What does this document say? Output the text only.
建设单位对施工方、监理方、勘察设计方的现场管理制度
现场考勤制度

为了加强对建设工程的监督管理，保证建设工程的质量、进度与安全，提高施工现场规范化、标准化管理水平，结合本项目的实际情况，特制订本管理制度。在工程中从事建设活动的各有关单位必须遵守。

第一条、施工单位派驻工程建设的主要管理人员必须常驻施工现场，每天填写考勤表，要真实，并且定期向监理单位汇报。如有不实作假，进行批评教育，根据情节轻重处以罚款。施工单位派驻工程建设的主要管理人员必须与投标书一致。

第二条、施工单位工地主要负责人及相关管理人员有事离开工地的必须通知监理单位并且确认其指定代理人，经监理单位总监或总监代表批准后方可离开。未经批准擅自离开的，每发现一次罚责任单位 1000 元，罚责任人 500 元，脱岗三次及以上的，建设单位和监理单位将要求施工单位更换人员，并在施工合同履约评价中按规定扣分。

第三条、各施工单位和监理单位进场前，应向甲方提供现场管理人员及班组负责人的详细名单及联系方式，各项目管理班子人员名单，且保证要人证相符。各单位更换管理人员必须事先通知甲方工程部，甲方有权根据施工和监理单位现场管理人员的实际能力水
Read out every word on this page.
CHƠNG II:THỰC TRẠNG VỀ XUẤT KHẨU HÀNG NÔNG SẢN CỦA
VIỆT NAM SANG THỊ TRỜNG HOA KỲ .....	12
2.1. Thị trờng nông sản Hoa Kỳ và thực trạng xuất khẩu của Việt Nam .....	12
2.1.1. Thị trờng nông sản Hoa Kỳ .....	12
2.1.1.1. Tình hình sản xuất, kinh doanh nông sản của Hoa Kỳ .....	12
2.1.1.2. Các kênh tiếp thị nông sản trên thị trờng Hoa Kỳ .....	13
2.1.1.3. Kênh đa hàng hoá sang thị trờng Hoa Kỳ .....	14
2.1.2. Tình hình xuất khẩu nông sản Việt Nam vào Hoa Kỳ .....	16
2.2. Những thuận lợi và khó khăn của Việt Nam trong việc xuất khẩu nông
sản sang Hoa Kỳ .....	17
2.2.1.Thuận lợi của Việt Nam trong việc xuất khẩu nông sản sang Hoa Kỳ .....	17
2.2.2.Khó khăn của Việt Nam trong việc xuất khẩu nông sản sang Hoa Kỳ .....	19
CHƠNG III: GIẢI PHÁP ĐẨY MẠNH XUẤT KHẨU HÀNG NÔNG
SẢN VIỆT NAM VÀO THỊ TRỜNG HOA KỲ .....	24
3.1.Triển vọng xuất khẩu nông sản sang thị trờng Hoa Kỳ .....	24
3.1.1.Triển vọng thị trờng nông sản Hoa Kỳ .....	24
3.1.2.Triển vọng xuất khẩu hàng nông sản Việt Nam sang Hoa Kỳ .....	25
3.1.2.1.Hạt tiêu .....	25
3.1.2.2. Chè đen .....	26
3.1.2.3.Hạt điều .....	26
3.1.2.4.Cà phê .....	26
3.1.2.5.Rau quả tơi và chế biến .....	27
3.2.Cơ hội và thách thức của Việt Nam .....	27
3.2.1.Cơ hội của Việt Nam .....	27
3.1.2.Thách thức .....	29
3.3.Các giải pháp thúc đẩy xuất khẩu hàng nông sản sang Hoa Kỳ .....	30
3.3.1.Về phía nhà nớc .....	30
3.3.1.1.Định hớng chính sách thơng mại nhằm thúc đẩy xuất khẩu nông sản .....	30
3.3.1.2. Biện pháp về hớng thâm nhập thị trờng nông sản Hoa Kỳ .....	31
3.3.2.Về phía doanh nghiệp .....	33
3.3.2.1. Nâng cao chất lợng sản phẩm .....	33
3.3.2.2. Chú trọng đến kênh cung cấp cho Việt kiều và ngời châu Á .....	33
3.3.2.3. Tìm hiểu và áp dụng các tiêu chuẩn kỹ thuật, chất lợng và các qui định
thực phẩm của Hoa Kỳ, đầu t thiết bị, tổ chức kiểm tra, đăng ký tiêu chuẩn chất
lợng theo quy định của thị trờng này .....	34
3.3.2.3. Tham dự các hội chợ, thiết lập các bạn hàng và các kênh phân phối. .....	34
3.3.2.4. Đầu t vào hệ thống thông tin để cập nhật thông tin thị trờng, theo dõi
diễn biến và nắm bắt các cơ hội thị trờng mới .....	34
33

OBJECTIVE: Collect the lines of the records that include the string "chất".

SOLUTION TO THIS EXERCISE:
3.3.2.1. Nâng cao chất lợng sản phẩm .....	33
3.3.2.3. Tìm hiểu và áp dụng các tiêu chuẩn kỹ thuật, chất lợng và các qui định
thực phẩm của Hoa Kỳ, đầu t thiết bị, tổ chức kiểm tra, đăng ký tiêu chuẩn chất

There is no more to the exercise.